■ WHAT IS EXPECTED ■
An exact reproduction of the records is required, with all images left out.

Collection entries:

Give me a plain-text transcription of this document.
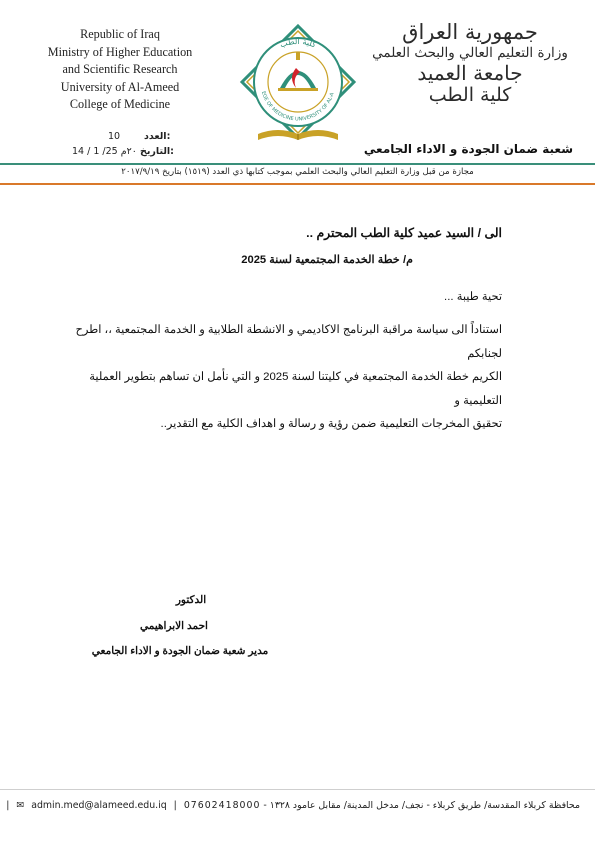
Republic of Iraq
Ministry of Higher Education
and Scientific Research
University of Al-Ameed
College of Medicine
جمهورية العراق
وزارة التعليم العالي والبحث العلمي
جامعة العميد
كلية الطب
شعبة ضمان الجودة و الاداء الجامعي
كلية الطب
EGE OF MEDICINE UNIVERSITY OF AL-A
10	العدد:
14 / 1 /25 ٢٠م التاريخ:
مجازة من قبل وزارة التعليم العالي والبحث العلمي بموجب كتابها ذي العدد (١٥١٩) بتاريخ ٢٠١٧/٩/١٩
الى / السيد عميد كلية الطب المحترم ..
م/ خطة الخدمة المجتمعية لسنة 2025
تحية طيبة ...
استناداً الى سياسة مراقبة البرنامج الاكاديمي و الانشطة الطلابية و الخدمة المجتمعية ،، اطرح لجنابكم
الكريم خطة الخدمة المجتمعية في كليتنا لسنة 2025 و التي نأمل ان تساهم بتطوير العملية التعليمية و
تحقيق المخرجات التعليمية ضمن رؤية و رسالة و اهداف الكلية مع التقدير..
الدكتور
احمد الابراهيمي
مدير شعبة ضمان الجودة و الاداء الجامعي
محافظة كربلاء المقدسة/ طريق كربلاء - نجف/ مدخل المدينة/ مقابل عامود ١٣٢٨ - | ✉ admin.med@alameed.edu.iq | 07602418000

■ FINISHED ANSWER ■
Give me a plain-text transcription of this document.
Republic of Iraq
Ministry of Higher Education
and Scientific Research
University of Al-Ameed
College of Medicine
جمهورية العراق
وزارة التعليم العالي والبحث العلمي
جامعة العميد
كلية الطب
شعبة ضمان الجودة و الاداء الجامعي
كلية الطب
EGE OF MEDICINE UNIVERSITY OF AL-A
10	العدد:
14 / 1 /25 ٢٠م التاريخ:
مجازة من قبل وزارة التعليم العالي والبحث العلمي بموجب كتابها ذي العدد (١٥١٩) بتاريخ ٢٠١٧/٩/١٩
الى / السيد عميد كلية الطب المحترم ..
م/ خطة الخدمة المجتمعية لسنة 2025
تحية طيبة ...
استناداً الى سياسة مراقبة البرنامج الاكاديمي و الانشطة الطلابية و الخدمة المجتمعية ،، اطرح لجنابكم
الكريم خطة الخدمة المجتمعية في كليتنا لسنة 2025 و التي نأمل ان تساهم بتطوير العملية التعليمية و
تحقيق المخرجات التعليمية ضمن رؤية و رسالة و اهداف الكلية مع التقدير..
الدكتور
احمد الابراهيمي
مدير شعبة ضمان الجودة و الاداء الجامعي
محافظة كربلاء المقدسة/ طريق كربلاء - نجف/ مدخل المدينة/ مقابل عامود ١٣٢٨ - | ✉ admin.med@alameed.edu.iq | 07602418000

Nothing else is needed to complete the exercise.